Problem details
List every line below containing "SUPERVISOR".

Extracted records
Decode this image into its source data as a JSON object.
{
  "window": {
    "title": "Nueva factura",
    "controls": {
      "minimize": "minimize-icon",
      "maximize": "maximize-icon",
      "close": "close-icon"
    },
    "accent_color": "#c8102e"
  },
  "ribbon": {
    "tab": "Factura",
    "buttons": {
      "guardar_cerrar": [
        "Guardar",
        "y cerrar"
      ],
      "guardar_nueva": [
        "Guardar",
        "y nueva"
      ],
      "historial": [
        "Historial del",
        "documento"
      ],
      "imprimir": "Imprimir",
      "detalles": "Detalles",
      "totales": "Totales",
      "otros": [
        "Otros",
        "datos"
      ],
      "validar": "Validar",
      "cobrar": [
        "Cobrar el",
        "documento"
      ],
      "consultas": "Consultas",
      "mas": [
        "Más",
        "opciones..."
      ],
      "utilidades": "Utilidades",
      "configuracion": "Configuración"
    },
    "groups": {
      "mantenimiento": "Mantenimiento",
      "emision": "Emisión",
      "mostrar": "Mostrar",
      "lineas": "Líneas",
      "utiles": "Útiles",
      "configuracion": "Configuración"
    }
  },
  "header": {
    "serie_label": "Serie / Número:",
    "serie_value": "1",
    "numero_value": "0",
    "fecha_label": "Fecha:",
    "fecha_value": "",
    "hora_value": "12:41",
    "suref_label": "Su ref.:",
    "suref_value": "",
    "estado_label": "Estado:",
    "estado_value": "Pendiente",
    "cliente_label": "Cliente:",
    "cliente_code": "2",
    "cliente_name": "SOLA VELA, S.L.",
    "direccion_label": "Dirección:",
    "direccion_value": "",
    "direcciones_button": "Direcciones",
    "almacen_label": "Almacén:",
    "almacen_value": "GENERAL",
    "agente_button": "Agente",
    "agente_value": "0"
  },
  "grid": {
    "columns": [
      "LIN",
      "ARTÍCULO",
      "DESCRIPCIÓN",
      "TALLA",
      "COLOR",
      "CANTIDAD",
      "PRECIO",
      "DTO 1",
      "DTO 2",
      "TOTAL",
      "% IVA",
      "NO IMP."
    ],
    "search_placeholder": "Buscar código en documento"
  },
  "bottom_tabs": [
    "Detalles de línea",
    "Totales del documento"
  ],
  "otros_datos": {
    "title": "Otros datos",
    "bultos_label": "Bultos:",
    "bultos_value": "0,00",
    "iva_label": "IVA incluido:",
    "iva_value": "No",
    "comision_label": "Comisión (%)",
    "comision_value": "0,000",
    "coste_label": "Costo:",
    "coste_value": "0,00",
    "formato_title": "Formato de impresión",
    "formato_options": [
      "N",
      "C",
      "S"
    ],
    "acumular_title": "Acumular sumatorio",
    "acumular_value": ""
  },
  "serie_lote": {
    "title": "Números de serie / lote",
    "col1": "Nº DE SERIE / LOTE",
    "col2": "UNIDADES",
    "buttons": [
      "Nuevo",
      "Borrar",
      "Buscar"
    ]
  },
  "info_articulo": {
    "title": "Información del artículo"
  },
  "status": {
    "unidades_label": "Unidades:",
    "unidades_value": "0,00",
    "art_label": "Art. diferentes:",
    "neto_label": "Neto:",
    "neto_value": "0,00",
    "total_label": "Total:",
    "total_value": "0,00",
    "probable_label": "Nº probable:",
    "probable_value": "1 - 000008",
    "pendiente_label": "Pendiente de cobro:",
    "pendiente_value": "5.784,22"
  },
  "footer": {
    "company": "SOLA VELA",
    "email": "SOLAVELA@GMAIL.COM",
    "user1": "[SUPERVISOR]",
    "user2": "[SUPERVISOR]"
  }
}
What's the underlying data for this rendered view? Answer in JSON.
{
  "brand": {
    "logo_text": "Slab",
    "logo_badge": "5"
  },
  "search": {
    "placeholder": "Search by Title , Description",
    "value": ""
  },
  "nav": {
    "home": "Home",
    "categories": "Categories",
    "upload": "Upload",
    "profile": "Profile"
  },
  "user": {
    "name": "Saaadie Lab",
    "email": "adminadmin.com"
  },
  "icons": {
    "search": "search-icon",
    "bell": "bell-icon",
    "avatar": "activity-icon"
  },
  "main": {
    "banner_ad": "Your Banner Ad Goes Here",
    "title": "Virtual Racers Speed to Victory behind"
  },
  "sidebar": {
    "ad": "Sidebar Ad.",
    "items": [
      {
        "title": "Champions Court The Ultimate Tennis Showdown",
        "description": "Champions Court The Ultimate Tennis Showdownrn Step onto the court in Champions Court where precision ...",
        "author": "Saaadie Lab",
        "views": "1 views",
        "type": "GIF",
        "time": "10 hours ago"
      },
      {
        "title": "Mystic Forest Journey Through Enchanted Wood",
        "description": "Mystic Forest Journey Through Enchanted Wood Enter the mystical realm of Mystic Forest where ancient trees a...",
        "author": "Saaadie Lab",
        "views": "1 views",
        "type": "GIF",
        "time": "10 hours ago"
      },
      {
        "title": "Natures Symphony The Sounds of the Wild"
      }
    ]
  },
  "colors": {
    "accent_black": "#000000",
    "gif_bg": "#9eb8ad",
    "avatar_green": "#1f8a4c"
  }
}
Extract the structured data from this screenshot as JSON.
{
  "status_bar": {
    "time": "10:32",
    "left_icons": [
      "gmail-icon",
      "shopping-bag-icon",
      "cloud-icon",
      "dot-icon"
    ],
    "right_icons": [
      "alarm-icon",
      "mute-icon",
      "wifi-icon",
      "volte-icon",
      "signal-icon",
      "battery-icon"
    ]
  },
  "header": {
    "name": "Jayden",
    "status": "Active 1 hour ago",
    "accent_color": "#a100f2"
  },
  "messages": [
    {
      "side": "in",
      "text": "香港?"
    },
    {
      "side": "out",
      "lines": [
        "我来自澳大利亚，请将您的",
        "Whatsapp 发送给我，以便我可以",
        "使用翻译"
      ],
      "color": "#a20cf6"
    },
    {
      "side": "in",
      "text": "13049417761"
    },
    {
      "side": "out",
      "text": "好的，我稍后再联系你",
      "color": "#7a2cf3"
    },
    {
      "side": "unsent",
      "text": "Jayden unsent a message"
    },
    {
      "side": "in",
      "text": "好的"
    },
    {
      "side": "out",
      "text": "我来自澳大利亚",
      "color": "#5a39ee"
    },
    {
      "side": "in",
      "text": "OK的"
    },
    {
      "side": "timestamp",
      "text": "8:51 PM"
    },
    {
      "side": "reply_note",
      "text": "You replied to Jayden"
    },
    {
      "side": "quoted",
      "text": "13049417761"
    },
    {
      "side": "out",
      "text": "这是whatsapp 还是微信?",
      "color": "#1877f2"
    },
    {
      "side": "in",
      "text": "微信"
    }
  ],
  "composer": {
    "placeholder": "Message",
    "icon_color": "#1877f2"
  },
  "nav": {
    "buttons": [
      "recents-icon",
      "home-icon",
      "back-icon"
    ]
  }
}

Solution for this problem
    "user1": "[SUPERVISOR]",
    "user2": "[SUPERVISOR]"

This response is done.